GIVEN PROBLEM
Determine the number of lines containing the word "this", and state that figure alone.

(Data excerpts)

____

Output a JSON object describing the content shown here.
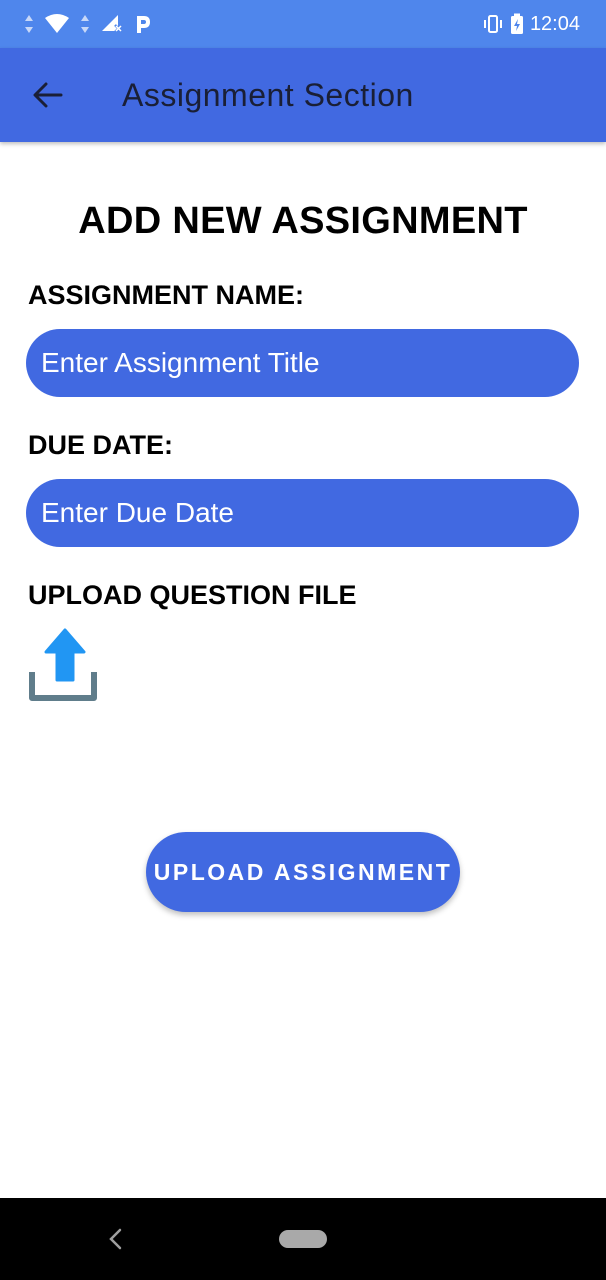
{
  "status_bar": {
    "time": "12:04",
    "icons": [
      "data-transfer-icon",
      "wifi-icon",
      "signal-off-icon",
      "parking-icon",
      "vibrate-icon",
      "battery-charging-icon"
    ]
  },
  "app_bar": {
    "title": "Assignment Section",
    "back_icon": "arrow-left-icon"
  },
  "form": {
    "heading": "ADD NEW ASSIGNMENT",
    "name_label": "ASSIGNMENT NAME:",
    "name_placeholder": "Enter Assignment Title",
    "name_value": "",
    "due_label": "DUE DATE:",
    "due_placeholder": "Enter Due Date",
    "due_value": "",
    "file_label": "UPLOAD QUESTION FILE",
    "file_icon": "upload-icon",
    "submit_label": "UPLOAD ASSIGNMENT"
  },
  "nav_bar": {
    "icons": [
      "nav-back-icon",
      "home-pill-icon"
    ]
  },
  "colors": {
    "status_bar": "#4f86ec",
    "primary": "#4169e1",
    "upload_arrow": "#2196f3",
    "upload_tray": "#607d8b"
  }
}
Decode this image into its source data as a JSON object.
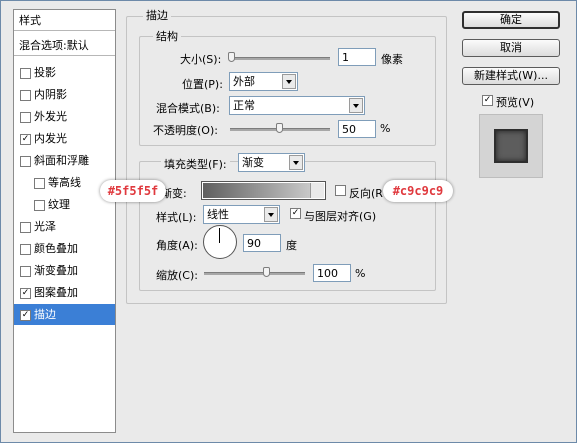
{
  "sidebar": {
    "header": "样式",
    "blend_options": "混合选项:默认",
    "items": [
      {
        "label": "投影",
        "checked": false
      },
      {
        "label": "内阴影",
        "checked": false
      },
      {
        "label": "外发光",
        "checked": false
      },
      {
        "label": "内发光",
        "checked": true
      },
      {
        "label": "斜面和浮雕",
        "checked": false
      },
      {
        "label": "等高线",
        "checked": false
      },
      {
        "label": "纹理",
        "checked": false
      },
      {
        "label": "光泽",
        "checked": false
      },
      {
        "label": "颜色叠加",
        "checked": false
      },
      {
        "label": "渐变叠加",
        "checked": false
      },
      {
        "label": "图案叠加",
        "checked": true
      },
      {
        "label": "描边",
        "checked": true
      }
    ]
  },
  "stroke": {
    "title": "描边",
    "structure": {
      "title": "结构",
      "size_label": "大小(S):",
      "size_value": "1",
      "size_unit": "像素",
      "position_label": "位置(P):",
      "position_value": "外部",
      "blend_label": "混合模式(B):",
      "blend_value": "正常",
      "opacity_label": "不透明度(O):",
      "opacity_value": "50",
      "opacity_unit": "%"
    },
    "fill": {
      "type_label": "填充类型(F):",
      "type_value": "渐变",
      "gradient_label": "渐变:",
      "reverse_label": "反向(R",
      "style_label": "样式(L):",
      "style_value": "线性",
      "align_label": "与图层对齐(G)",
      "angle_label": "角度(A):",
      "angle_value": "90",
      "angle_unit": "度",
      "scale_label": "缩放(C):",
      "scale_value": "100",
      "scale_unit": "%"
    }
  },
  "buttons": {
    "ok": "确定",
    "cancel": "取消",
    "new_style": "新建样式(W)...",
    "preview_label": "预览(V)"
  },
  "annotations": {
    "left_color": "#5f5f5f",
    "right_color": "#c9c9c9"
  },
  "colors": {
    "selection": "#3b7fd6",
    "annotation_text": "#e0393e"
  }
}
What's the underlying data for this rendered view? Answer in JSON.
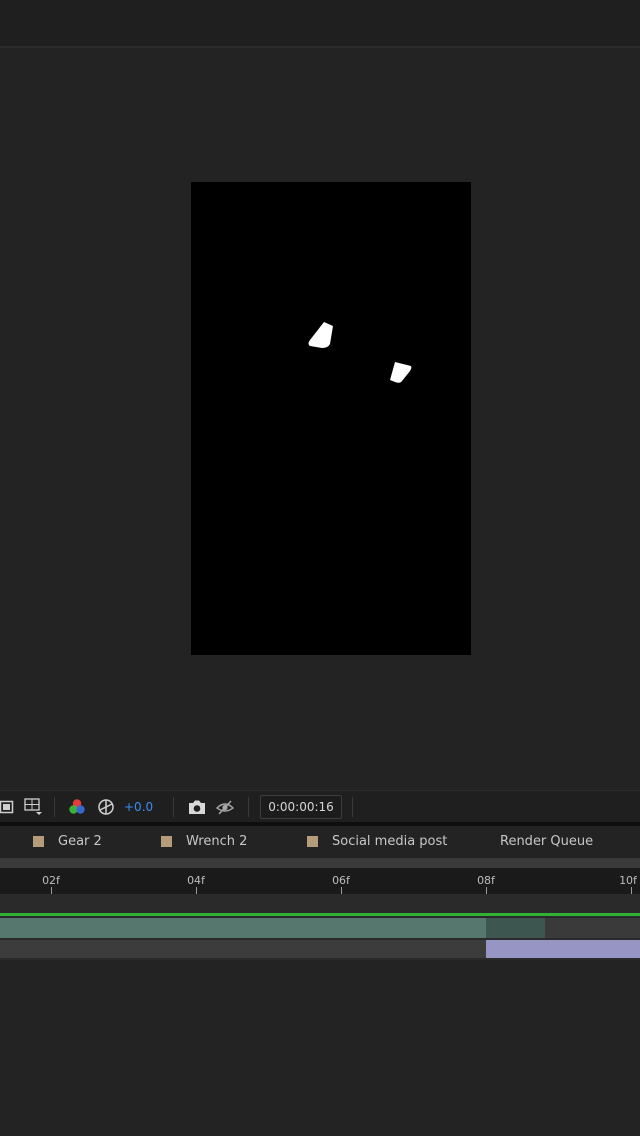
{
  "viewer_toolbar": {
    "exposure_value": "+0.0",
    "timecode": "0:00:00:16",
    "icons": [
      "region-of-interest-icon",
      "grid-guides-icon",
      "color-channels-icon",
      "reset-exposure-icon",
      "snapshot-icon",
      "show-snapshot-icon"
    ]
  },
  "tabs": [
    {
      "label": "Gear 2",
      "swatch": "#b59d7c"
    },
    {
      "label": "Wrench 2",
      "swatch": "#b59d7c"
    },
    {
      "label": "Social media post",
      "swatch": "#b59d7c"
    },
    {
      "label": "Render Queue"
    }
  ],
  "ruler": {
    "ticks": [
      "02f",
      "04f",
      "06f",
      "08f",
      "10f"
    ]
  },
  "colors": {
    "accent_blue": "#3c8df2",
    "timeline_green": "#2fb235",
    "layer_teal": "#56776d",
    "layer_lilac": "#9695c3",
    "label_swatch": "#b59d7c"
  }
}
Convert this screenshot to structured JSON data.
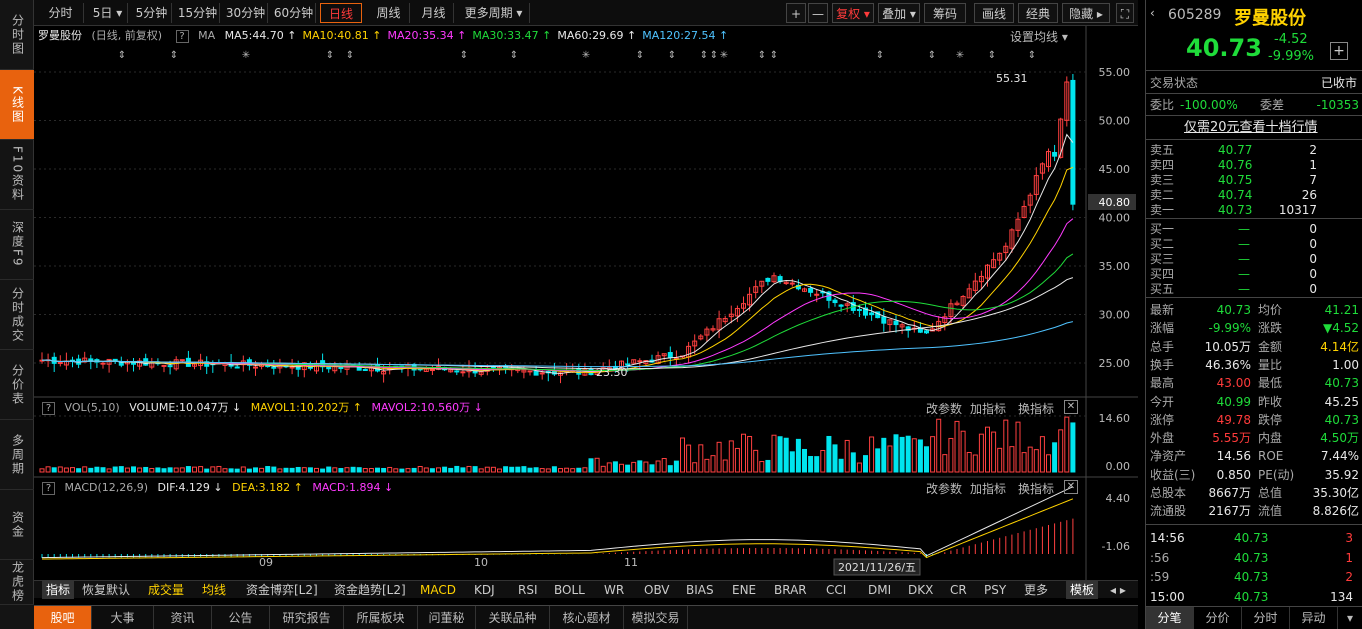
{
  "left_nav": [
    {
      "label": "分时图",
      "active": false
    },
    {
      "label": "K线图",
      "active": true
    },
    {
      "label": "F10资料",
      "active": false
    },
    {
      "label": "深度F9",
      "active": false
    },
    {
      "label": "分时成交",
      "active": false
    },
    {
      "label": "分价表",
      "active": false
    },
    {
      "label": "多周期",
      "active": false
    },
    {
      "label": "资金",
      "active": false
    },
    {
      "label": "龙虎榜",
      "active": false
    }
  ],
  "toolbar": {
    "periods": [
      "分时",
      "5日 ▾",
      "5分钟",
      "15分钟",
      "30分钟",
      "60分钟",
      "日线",
      "周线",
      "月线",
      "更多周期 ▾"
    ],
    "active_period": "日线",
    "right_buttons": [
      "+",
      "—",
      "复权 ▾",
      "叠加 ▾",
      "筹码",
      "画线",
      "经典",
      "隐藏 ▸"
    ],
    "fuquan": "复权 ▾"
  },
  "kline": {
    "stock_name": "罗曼股份",
    "mode": "(日线, 前复权)",
    "ma_label": "MA",
    "ma": [
      {
        "label": "MA5:44.70 ↑",
        "color": "#e8e8e8"
      },
      {
        "label": "MA10:40.81 ↑",
        "color": "#ffd200"
      },
      {
        "label": "MA20:35.34 ↑",
        "color": "#ff3bff"
      },
      {
        "label": "MA30:33.47 ↑",
        "color": "#1fdc3a"
      },
      {
        "label": "MA60:29.69 ↑",
        "color": "#e8e8e8"
      },
      {
        "label": "MA120:27.54 ↑",
        "color": "#4fc3ff"
      }
    ],
    "settings": "设置均线 ▾",
    "price_axis": [
      "55.00",
      "50.00",
      "45.00",
      "40.00",
      "35.00",
      "30.00",
      "25.00"
    ],
    "current_price_tag": "40.80",
    "high_label": "55.31",
    "low_label": "23.30"
  },
  "volume": {
    "title": "VOL(5,10)",
    "volume": "VOLUME:10.047万 ↓",
    "mavol1": "MAVOL1:10.202万 ↑",
    "mavol2": "MAVOL2:10.560万 ↓",
    "axis": [
      "14.60",
      "0.00"
    ],
    "ctrls": [
      "改参数",
      "加指标",
      "换指标"
    ]
  },
  "macd": {
    "title": "MACD(12,26,9)",
    "dif": "DIF:4.129 ↓",
    "dea": "DEA:3.182 ↑",
    "macd": "MACD:1.894 ↓",
    "axis": [
      "4.40",
      "-1.06"
    ],
    "ctrls": [
      "改参数",
      "加指标",
      "换指标"
    ],
    "x_labels": [
      "09",
      "10",
      "11"
    ],
    "cursor_date": "2021/11/26/五"
  },
  "indicator_bar": [
    "指标",
    "恢复默认",
    "成交量",
    "均线",
    "资金博弈[L2]",
    "资金趋势[L2]",
    "MACD",
    "KDJ",
    "RSI",
    "BOLL",
    "WR",
    "OBV",
    "BIAS",
    "ENE",
    "BRAR",
    "CCI",
    "DMI",
    "DKX",
    "CR",
    "PSY",
    "更多",
    "模板"
  ],
  "bottom_nav": [
    "股吧",
    "大事",
    "资讯",
    "公告",
    "研究报告",
    "所属板块",
    "问董秘",
    "关联品种",
    "核心题材",
    "模拟交易"
  ],
  "right_panel": {
    "code": "605289",
    "name": "罗曼股份",
    "price": "40.73",
    "change": "-4.52",
    "change_pct": "-9.99%",
    "status_label": "交易状态",
    "status": "已收市",
    "weibi_label": "委比",
    "weibi": "-100.00%",
    "weicha_label": "委差",
    "weicha": "-10353",
    "promo": "仅需20元查看十档行情",
    "asks": [
      {
        "label": "卖五",
        "price": "40.77",
        "vol": "2"
      },
      {
        "label": "卖四",
        "price": "40.76",
        "vol": "1"
      },
      {
        "label": "卖三",
        "price": "40.75",
        "vol": "7"
      },
      {
        "label": "卖二",
        "price": "40.74",
        "vol": "26"
      },
      {
        "label": "卖一",
        "price": "40.73",
        "vol": "10317"
      }
    ],
    "bids": [
      {
        "label": "买一",
        "price": "—",
        "vol": "0"
      },
      {
        "label": "买二",
        "price": "—",
        "vol": "0"
      },
      {
        "label": "买三",
        "price": "—",
        "vol": "0"
      },
      {
        "label": "买四",
        "price": "—",
        "vol": "0"
      },
      {
        "label": "买五",
        "price": "—",
        "vol": "0"
      }
    ],
    "stats": [
      {
        "l1": "最新",
        "v1": "40.73",
        "c1": "green",
        "l2": "均价",
        "v2": "41.21",
        "c2": "green"
      },
      {
        "l1": "涨幅",
        "v1": "-9.99%",
        "c1": "green",
        "l2": "涨跌",
        "v2": "▼4.52",
        "c2": "green"
      },
      {
        "l1": "总手",
        "v1": "10.05万",
        "c1": "white",
        "l2": "金额",
        "v2": "4.14亿",
        "c2": "yellow"
      },
      {
        "l1": "换手",
        "v1": "46.36%",
        "c1": "white",
        "l2": "量比",
        "v2": "1.00",
        "c2": "white"
      },
      {
        "l1": "最高",
        "v1": "43.00",
        "c1": "red",
        "l2": "最低",
        "v2": "40.73",
        "c2": "green"
      },
      {
        "l1": "今开",
        "v1": "40.99",
        "c1": "green",
        "l2": "昨收",
        "v2": "45.25",
        "c2": "white"
      },
      {
        "l1": "涨停",
        "v1": "49.78",
        "c1": "red",
        "l2": "跌停",
        "v2": "40.73",
        "c2": "green"
      },
      {
        "l1": "外盘",
        "v1": "5.55万",
        "c1": "red",
        "l2": "内盘",
        "v2": "4.50万",
        "c2": "green"
      },
      {
        "l1": "净资产",
        "v1": "14.56",
        "c1": "white",
        "l2": "ROE",
        "v2": "7.44%",
        "c2": "white"
      },
      {
        "l1": "收益(三)",
        "v1": "0.850",
        "c1": "white",
        "l2": "PE(动)",
        "v2": "35.92",
        "c2": "white"
      },
      {
        "l1": "总股本",
        "v1": "8667万",
        "c1": "white",
        "l2": "总值",
        "v2": "35.30亿",
        "c2": "white"
      },
      {
        "l1": "流通股",
        "v1": "2167万",
        "c1": "white",
        "l2": "流值",
        "v2": "8.826亿",
        "c2": "white"
      }
    ],
    "ticks": [
      {
        "time": "14:56",
        "price": "40.73",
        "vol": "3"
      },
      {
        "time": ":56",
        "price": "40.73",
        "vol": "1"
      },
      {
        "time": ":59",
        "price": "40.73",
        "vol": "2"
      },
      {
        "time": "15:00",
        "price": "40.73",
        "vol": "134"
      }
    ],
    "tabs": [
      "分笔",
      "分价",
      "分时",
      "异动"
    ]
  }
}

____

CORRECT RESPONSE
3